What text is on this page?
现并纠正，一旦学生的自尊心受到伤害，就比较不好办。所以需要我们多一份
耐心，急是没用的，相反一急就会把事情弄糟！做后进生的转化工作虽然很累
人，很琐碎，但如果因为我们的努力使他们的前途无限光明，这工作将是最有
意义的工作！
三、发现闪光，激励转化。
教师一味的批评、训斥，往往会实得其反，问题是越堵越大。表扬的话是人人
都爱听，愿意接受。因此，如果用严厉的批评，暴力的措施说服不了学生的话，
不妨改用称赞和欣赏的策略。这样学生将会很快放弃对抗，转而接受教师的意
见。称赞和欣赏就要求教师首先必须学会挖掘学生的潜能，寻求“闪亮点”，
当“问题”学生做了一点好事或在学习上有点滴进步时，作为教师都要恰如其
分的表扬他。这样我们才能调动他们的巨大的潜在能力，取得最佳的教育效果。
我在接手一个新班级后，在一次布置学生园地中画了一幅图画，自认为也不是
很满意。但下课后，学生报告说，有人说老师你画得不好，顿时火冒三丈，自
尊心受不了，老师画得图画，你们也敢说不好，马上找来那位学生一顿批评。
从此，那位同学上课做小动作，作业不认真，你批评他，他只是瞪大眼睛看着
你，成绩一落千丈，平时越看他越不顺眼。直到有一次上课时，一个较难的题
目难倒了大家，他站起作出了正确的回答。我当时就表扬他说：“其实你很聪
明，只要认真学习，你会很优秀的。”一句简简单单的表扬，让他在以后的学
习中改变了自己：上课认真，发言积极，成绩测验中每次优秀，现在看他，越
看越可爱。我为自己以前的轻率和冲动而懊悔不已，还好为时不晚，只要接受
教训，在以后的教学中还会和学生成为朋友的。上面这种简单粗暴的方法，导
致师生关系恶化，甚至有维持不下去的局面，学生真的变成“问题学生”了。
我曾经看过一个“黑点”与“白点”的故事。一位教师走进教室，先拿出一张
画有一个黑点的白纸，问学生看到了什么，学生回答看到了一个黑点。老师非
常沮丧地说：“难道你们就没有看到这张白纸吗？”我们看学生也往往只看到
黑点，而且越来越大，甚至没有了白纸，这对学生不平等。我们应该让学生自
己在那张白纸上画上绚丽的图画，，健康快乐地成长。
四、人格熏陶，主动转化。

▶ [Given request]
Give back each line above precisely as it stands.

▶ [Answer to this problem]
What text is on this page?
现并纠正，一旦学生的自尊心受到伤害，就比较不好办。所以需要我们多一份
耐心，急是没用的，相反一急就会把事情弄糟！做后进生的转化工作虽然很累
人，很琐碎，但如果因为我们的努力使他们的前途无限光明，这工作将是最有
意义的工作！
三、发现闪光，激励转化。
教师一味的批评、训斥，往往会实得其反，问题是越堵越大。表扬的话是人人
都爱听，愿意接受。因此，如果用严厉的批评，暴力的措施说服不了学生的话，
不妨改用称赞和欣赏的策略。这样学生将会很快放弃对抗，转而接受教师的意
见。称赞和欣赏就要求教师首先必须学会挖掘学生的潜能，寻求“闪亮点”，
当“问题”学生做了一点好事或在学习上有点滴进步时，作为教师都要恰如其
分的表扬他。这样我们才能调动他们的巨大的潜在能力，取得最佳的教育效果。
我在接手一个新班级后，在一次布置学生园地中画了一幅图画，自认为也不是
很满意。但下课后，学生报告说，有人说老师你画得不好，顿时火冒三丈，自
尊心受不了，老师画得图画，你们也敢说不好，马上找来那位学生一顿批评。
从此，那位同学上课做小动作，作业不认真，你批评他，他只是瞪大眼睛看着
你，成绩一落千丈，平时越看他越不顺眼。直到有一次上课时，一个较难的题
目难倒了大家，他站起作出了正确的回答。我当时就表扬他说：“其实你很聪
明，只要认真学习，你会很优秀的。”一句简简单单的表扬，让他在以后的学
习中改变了自己：上课认真，发言积极，成绩测验中每次优秀，现在看他，越
看越可爱。我为自己以前的轻率和冲动而懊悔不已，还好为时不晚，只要接受
教训，在以后的教学中还会和学生成为朋友的。上面这种简单粗暴的方法，导
致师生关系恶化，甚至有维持不下去的局面，学生真的变成“问题学生”了。
我曾经看过一个“黑点”与“白点”的故事。一位教师走进教室，先拿出一张
画有一个黑点的白纸，问学生看到了什么，学生回答看到了一个黑点。老师非
常沮丧地说：“难道你们就没有看到这张白纸吗？”我们看学生也往往只看到
黑点，而且越来越大，甚至没有了白纸，这对学生不平等。我们应该让学生自
己在那张白纸上画上绚丽的图画，，健康快乐地成长。
四、人格熏陶，主动转化。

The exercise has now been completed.